- [PROMPT]:
Scan the entries for lines with the word "wird" and copy those lines.

- [EXTRACTED DATA]:
● ● ●
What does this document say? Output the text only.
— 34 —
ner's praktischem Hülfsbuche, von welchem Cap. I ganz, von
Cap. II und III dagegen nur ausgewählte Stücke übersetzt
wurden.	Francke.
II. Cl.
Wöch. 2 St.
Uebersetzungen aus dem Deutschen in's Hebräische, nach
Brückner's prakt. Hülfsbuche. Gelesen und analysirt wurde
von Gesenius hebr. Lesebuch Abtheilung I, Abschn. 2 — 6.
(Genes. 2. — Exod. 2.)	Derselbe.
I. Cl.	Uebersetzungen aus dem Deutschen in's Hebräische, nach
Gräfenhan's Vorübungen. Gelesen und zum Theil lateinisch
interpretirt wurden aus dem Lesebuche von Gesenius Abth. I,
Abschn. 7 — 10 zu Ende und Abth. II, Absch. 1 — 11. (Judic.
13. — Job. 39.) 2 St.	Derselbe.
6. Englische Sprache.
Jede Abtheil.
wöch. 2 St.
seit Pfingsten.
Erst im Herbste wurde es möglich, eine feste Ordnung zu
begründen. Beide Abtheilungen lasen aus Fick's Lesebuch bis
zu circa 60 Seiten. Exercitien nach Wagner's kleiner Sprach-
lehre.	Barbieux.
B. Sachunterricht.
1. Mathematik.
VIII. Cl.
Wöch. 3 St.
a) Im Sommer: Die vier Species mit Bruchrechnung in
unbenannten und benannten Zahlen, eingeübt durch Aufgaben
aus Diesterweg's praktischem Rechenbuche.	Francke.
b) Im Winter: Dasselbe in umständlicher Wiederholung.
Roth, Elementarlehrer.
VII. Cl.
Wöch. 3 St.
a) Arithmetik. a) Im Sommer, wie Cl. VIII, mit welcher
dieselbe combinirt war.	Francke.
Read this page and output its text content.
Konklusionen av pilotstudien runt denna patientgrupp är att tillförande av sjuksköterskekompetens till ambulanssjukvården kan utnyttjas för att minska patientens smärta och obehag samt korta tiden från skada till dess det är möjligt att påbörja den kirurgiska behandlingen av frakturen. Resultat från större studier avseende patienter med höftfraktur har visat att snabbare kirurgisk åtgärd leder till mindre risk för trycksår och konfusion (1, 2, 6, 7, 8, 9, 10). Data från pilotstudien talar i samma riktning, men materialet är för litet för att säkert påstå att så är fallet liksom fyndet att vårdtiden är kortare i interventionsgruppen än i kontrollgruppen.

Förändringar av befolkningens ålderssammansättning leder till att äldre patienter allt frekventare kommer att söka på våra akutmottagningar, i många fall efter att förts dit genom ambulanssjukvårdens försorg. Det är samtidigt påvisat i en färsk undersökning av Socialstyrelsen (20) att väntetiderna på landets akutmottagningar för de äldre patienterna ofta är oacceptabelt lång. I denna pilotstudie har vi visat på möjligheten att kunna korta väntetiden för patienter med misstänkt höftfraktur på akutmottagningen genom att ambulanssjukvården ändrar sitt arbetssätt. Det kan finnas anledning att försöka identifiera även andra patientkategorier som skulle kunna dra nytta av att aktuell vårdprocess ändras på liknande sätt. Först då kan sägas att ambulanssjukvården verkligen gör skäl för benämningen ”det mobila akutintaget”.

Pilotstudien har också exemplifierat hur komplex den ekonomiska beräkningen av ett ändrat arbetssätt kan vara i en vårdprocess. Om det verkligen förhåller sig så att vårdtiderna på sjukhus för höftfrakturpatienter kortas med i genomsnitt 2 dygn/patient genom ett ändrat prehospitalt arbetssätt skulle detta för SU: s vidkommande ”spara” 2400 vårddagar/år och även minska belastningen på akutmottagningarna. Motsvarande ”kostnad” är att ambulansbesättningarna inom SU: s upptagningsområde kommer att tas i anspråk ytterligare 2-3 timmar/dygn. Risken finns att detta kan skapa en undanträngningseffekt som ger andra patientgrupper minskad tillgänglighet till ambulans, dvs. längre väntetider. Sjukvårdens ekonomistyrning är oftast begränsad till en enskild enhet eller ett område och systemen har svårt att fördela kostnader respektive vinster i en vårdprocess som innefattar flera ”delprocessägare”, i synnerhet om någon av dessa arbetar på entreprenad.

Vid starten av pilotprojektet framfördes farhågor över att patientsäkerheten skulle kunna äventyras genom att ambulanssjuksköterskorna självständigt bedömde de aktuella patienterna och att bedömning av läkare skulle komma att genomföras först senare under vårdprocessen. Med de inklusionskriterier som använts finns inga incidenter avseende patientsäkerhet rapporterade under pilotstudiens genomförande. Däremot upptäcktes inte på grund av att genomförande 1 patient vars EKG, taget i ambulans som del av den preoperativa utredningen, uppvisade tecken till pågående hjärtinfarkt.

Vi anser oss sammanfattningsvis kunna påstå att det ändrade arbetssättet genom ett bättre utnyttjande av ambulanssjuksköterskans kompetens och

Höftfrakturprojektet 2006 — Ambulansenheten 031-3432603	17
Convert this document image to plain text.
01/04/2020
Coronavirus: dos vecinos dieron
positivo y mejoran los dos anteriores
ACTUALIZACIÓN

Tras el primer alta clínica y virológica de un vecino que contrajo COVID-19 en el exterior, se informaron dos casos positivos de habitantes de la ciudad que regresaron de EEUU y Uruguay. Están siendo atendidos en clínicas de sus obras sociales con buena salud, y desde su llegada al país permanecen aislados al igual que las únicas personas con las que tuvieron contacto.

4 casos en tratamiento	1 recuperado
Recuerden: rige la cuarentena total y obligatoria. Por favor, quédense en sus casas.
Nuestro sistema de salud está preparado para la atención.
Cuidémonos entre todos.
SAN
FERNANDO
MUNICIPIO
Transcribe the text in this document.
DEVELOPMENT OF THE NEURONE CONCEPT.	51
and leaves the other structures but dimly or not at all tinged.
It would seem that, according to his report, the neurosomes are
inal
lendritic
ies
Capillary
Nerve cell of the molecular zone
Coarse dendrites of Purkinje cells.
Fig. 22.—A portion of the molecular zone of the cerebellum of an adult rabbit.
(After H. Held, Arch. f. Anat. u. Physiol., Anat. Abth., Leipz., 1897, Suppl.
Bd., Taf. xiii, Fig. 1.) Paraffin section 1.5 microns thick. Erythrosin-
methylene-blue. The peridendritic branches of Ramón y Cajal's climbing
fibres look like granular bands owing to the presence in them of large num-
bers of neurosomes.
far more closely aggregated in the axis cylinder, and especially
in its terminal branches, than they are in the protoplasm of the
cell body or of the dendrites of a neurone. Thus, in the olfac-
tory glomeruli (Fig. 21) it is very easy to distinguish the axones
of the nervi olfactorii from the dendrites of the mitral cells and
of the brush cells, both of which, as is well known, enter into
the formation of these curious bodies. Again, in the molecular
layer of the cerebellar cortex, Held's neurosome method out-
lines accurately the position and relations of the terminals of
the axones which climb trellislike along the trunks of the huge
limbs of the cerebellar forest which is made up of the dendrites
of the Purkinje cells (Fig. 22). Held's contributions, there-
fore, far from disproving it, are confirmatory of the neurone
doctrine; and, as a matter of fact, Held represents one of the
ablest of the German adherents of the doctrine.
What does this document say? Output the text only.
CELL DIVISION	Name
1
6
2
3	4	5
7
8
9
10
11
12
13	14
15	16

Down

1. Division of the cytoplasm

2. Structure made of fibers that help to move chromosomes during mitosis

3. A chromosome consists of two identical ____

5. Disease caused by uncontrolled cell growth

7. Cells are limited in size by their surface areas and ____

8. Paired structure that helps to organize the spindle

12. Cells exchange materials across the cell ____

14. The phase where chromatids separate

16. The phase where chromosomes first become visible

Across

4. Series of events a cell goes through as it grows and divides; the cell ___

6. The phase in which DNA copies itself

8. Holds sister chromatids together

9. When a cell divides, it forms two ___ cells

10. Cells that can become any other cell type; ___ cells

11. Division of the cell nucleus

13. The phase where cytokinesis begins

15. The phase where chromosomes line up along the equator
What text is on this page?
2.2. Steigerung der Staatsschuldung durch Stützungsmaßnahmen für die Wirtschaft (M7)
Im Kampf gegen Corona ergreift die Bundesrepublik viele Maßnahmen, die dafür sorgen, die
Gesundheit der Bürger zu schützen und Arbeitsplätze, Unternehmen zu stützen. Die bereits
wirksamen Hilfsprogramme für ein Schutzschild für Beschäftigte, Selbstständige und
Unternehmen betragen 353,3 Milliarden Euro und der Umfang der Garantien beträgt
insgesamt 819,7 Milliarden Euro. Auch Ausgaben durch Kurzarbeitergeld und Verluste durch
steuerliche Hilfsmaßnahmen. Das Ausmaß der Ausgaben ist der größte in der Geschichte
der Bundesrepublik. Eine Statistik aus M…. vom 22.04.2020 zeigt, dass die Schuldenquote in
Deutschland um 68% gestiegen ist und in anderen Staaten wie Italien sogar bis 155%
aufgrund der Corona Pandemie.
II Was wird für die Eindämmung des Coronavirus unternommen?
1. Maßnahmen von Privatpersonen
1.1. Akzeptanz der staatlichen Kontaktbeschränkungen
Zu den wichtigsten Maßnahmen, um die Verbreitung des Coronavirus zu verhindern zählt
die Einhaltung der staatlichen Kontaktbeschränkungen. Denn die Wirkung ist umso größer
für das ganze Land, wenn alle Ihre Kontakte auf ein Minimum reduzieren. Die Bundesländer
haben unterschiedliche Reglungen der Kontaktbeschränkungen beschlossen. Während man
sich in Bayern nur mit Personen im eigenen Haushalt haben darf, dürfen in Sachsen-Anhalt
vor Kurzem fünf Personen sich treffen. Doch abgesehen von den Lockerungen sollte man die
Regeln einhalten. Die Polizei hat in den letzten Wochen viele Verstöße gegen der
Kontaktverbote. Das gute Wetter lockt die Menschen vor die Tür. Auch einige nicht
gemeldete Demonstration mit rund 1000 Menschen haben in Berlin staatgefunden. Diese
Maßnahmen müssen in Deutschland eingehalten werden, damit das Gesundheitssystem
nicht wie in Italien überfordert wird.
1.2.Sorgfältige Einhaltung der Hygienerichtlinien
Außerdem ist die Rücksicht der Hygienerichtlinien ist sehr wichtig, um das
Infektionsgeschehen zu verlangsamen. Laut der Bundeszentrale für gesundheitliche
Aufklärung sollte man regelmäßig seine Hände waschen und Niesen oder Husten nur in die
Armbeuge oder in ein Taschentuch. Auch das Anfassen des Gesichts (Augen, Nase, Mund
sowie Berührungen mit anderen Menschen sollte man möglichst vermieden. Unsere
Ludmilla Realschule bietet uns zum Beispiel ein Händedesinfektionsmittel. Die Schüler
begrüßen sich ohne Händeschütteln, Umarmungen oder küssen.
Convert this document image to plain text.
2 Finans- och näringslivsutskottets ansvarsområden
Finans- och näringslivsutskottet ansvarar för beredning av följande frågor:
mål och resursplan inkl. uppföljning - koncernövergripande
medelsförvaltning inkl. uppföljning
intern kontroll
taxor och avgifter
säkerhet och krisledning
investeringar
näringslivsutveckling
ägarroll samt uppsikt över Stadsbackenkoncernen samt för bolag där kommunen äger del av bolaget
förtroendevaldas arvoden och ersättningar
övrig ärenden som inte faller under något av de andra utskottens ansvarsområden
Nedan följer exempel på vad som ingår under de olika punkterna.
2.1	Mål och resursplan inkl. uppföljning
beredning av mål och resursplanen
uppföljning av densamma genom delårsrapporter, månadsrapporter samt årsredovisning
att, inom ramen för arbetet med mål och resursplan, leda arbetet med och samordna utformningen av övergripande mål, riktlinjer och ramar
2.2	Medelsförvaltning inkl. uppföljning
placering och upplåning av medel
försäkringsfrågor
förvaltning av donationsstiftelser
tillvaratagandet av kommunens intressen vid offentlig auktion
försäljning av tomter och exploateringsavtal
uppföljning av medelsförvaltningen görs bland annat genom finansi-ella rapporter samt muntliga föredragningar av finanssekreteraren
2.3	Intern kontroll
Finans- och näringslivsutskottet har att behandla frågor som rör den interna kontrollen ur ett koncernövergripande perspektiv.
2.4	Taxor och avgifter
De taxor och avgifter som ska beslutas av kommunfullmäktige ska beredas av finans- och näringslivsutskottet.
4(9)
● ● ●
- [SOLUTION FOR THIS PROBLEM]:
II Was wird für die Eindämmung des Coronavirus unternommen?
nicht wie in Italien überfordert wird.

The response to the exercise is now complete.